Task brief >> Identify the lines bearing the string "date" and gather them.

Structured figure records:
☆ ☆ ☆ ☆ ☆ ☆ ☆

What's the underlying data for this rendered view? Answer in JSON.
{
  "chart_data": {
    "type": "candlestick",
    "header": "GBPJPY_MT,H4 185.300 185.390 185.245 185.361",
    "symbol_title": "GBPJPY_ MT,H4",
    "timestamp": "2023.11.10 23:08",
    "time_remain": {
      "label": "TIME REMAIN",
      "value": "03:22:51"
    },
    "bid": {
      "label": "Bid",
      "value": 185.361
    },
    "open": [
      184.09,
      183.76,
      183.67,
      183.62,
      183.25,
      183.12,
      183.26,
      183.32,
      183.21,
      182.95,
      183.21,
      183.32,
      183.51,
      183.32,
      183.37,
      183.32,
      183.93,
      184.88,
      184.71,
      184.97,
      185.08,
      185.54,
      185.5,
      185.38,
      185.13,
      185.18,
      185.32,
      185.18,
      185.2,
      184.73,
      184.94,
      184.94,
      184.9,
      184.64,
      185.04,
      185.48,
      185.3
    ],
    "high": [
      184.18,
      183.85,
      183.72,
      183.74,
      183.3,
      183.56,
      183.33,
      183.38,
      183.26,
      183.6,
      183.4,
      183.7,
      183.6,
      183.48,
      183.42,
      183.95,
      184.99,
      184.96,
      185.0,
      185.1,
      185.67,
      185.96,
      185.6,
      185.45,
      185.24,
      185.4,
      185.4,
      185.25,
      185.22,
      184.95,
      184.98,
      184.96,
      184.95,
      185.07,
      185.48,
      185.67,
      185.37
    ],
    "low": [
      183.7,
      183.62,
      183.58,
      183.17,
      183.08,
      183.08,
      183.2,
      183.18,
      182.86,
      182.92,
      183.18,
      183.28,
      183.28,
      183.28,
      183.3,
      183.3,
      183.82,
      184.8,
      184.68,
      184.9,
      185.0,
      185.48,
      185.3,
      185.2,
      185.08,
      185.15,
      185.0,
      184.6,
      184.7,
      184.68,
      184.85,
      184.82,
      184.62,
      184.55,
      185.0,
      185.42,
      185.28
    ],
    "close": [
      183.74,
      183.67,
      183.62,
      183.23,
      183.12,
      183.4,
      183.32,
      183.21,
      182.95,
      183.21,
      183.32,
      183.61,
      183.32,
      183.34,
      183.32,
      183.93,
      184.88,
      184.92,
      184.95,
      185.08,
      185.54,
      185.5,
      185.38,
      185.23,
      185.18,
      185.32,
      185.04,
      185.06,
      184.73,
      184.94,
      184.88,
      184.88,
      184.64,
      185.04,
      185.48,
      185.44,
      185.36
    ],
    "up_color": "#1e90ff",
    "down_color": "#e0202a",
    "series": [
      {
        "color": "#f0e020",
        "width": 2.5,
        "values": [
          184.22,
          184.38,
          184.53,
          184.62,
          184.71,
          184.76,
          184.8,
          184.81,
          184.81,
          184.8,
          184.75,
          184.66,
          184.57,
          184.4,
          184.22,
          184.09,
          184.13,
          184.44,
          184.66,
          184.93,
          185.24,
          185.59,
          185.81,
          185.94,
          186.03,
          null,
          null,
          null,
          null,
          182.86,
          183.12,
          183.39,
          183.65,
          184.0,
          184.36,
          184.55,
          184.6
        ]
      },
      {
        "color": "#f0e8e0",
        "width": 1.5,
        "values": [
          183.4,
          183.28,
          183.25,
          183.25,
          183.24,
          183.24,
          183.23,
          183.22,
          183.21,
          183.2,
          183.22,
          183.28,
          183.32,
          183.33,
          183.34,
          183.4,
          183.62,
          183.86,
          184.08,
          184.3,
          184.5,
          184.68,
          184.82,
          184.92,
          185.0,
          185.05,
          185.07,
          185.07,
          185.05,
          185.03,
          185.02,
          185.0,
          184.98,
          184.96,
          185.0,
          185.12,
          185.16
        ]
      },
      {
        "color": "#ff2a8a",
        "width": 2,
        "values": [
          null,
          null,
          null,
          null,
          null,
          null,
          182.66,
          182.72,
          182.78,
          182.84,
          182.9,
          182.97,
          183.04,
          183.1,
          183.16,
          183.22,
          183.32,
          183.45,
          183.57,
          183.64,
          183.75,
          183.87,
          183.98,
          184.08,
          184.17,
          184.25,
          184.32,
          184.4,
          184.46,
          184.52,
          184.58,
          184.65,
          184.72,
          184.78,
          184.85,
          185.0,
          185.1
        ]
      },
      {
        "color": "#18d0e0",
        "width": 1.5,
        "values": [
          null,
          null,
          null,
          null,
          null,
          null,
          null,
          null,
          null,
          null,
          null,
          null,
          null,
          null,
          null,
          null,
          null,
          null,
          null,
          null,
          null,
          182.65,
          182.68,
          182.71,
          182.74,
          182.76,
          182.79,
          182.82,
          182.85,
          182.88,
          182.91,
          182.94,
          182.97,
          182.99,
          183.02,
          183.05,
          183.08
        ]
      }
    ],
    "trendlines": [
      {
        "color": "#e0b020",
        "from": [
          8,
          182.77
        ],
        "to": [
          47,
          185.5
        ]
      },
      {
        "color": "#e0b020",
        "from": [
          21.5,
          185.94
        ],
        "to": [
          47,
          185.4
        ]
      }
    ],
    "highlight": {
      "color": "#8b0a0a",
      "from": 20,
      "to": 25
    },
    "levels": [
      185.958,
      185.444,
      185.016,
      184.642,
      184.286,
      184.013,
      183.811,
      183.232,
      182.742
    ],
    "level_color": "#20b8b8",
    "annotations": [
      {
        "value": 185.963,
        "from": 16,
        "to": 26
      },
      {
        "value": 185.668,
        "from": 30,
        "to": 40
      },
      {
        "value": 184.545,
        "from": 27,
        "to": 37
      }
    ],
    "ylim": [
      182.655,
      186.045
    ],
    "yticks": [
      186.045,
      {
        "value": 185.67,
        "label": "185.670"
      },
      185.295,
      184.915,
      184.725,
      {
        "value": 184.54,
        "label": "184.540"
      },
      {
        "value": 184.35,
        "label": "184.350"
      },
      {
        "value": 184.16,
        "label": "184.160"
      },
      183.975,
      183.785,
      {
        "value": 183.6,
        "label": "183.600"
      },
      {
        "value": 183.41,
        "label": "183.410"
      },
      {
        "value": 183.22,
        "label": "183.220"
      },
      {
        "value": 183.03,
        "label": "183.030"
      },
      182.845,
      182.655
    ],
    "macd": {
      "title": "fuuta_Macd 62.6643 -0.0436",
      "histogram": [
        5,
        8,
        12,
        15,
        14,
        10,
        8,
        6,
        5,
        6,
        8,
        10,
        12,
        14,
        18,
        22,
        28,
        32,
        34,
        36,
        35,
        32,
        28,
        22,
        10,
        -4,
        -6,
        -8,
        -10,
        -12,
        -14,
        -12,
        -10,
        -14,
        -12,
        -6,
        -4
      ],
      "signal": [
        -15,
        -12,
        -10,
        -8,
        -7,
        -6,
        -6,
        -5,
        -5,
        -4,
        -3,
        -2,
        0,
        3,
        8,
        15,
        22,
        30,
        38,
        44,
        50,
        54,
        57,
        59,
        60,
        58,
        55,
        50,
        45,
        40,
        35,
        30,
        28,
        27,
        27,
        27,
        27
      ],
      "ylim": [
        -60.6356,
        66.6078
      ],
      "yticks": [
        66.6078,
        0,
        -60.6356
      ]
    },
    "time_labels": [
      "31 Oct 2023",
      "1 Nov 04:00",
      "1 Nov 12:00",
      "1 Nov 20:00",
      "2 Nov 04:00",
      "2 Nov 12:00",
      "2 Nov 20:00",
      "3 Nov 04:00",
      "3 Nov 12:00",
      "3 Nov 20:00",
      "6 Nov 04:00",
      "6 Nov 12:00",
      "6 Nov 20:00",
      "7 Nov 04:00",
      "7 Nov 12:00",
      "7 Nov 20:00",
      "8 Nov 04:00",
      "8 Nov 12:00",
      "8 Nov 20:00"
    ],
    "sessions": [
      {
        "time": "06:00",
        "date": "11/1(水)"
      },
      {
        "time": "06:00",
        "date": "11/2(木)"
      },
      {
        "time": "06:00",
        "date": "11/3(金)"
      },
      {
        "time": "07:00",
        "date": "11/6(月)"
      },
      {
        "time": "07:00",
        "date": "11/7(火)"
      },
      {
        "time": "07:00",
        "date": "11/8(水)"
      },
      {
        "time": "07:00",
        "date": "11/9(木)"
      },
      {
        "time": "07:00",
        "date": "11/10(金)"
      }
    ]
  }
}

☆ ☆ ☆ ☆ ☆ ☆ ☆

Exercise response >>
        "date": "11/1(水)"
        "date": "11/2(木)"
        "date": "11/3(金)"
        "date": "11/6(月)"
        "date": "11/7(火)"
        "date": "11/8(水)"
        "date": "11/9(木)"
        "date": "11/10(金)"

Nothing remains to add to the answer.